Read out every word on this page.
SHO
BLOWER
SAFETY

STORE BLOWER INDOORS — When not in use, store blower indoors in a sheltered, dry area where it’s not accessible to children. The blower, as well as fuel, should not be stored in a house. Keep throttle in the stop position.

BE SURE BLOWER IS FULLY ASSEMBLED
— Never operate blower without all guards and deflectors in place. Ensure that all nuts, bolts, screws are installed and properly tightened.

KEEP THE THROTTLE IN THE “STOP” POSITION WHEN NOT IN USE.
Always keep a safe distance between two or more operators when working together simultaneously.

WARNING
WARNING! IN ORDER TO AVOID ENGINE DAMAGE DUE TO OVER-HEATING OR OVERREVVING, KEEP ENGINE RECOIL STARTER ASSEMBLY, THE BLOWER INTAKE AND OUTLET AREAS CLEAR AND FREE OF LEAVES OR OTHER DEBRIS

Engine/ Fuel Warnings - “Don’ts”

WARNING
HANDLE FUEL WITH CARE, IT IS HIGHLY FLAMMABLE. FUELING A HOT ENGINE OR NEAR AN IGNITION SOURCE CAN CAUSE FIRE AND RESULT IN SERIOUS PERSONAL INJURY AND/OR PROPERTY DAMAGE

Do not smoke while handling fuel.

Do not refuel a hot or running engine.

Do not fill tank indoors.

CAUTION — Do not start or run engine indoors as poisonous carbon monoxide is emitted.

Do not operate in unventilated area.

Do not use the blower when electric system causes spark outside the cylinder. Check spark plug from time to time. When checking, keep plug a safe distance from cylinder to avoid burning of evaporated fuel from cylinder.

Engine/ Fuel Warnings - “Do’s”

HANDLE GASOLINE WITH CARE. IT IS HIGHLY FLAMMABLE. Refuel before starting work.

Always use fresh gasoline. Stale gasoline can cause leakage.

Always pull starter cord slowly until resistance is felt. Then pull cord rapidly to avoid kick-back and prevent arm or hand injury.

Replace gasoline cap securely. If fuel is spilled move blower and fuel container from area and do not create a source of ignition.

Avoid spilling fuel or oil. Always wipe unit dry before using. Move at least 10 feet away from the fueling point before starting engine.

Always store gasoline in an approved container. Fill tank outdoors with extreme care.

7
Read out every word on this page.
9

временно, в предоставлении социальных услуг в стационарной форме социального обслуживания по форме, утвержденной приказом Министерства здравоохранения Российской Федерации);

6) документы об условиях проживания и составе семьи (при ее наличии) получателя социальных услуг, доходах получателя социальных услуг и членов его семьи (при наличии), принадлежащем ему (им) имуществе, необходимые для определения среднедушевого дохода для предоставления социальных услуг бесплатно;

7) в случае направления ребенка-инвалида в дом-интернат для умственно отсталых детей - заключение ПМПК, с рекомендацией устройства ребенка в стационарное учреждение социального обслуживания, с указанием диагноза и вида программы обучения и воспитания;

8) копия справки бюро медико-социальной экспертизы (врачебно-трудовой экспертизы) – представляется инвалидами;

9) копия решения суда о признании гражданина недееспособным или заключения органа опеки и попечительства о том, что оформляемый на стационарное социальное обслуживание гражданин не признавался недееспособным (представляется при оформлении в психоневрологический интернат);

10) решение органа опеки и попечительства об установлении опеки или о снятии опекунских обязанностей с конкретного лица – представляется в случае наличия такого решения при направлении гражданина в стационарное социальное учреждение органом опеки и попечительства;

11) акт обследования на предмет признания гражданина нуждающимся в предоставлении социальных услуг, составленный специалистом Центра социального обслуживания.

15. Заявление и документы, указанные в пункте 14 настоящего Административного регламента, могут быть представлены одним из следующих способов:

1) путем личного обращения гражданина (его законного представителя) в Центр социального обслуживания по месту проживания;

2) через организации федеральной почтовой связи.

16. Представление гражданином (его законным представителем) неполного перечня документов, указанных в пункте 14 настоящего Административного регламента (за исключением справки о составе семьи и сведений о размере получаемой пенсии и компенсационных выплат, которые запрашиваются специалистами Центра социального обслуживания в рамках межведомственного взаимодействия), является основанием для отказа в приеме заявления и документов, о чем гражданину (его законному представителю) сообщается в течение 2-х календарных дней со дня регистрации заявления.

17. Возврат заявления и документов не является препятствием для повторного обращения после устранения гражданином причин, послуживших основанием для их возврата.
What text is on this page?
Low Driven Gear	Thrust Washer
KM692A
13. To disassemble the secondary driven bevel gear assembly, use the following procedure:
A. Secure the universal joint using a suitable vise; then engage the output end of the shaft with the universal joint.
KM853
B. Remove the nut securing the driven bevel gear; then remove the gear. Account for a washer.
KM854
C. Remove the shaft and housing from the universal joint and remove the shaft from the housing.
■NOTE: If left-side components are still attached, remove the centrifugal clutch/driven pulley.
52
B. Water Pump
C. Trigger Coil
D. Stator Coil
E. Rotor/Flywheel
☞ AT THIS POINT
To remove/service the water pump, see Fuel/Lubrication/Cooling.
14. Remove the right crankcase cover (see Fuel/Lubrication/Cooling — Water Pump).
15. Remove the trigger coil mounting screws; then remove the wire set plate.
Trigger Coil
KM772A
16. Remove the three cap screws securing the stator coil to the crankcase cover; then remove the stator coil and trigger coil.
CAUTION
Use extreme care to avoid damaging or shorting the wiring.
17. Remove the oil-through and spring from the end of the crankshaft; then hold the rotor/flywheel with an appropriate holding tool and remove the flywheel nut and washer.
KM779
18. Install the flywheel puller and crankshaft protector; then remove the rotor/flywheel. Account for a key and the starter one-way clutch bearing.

__________________________________________________

- WHAT TO PRODUCE:
Your task is to collect every line above that contains the word "Центра".

- TASK ANSWER:
11) акт обследования на предмет признания гражданина нуждающимся в предоставлении социальных услуг, составленный специалистом Центра социального обслуживания.
16. Представление гражданином (его законным представителем) неполного перечня документов, указанных в пункте 14 настоящего Административного регламента (за исключением справки о составе семьи и сведений о размере получаемой пенсии и компенсационных выплат, которые запрашиваются специалистами Центра социального обслуживания в рамках межведомственного взаимодействия), является основанием для отказа в приеме заявления и документов, о чем гражданину (его законному представителю) сообщается в течение 2-х календарных дней со дня регистрации заявления.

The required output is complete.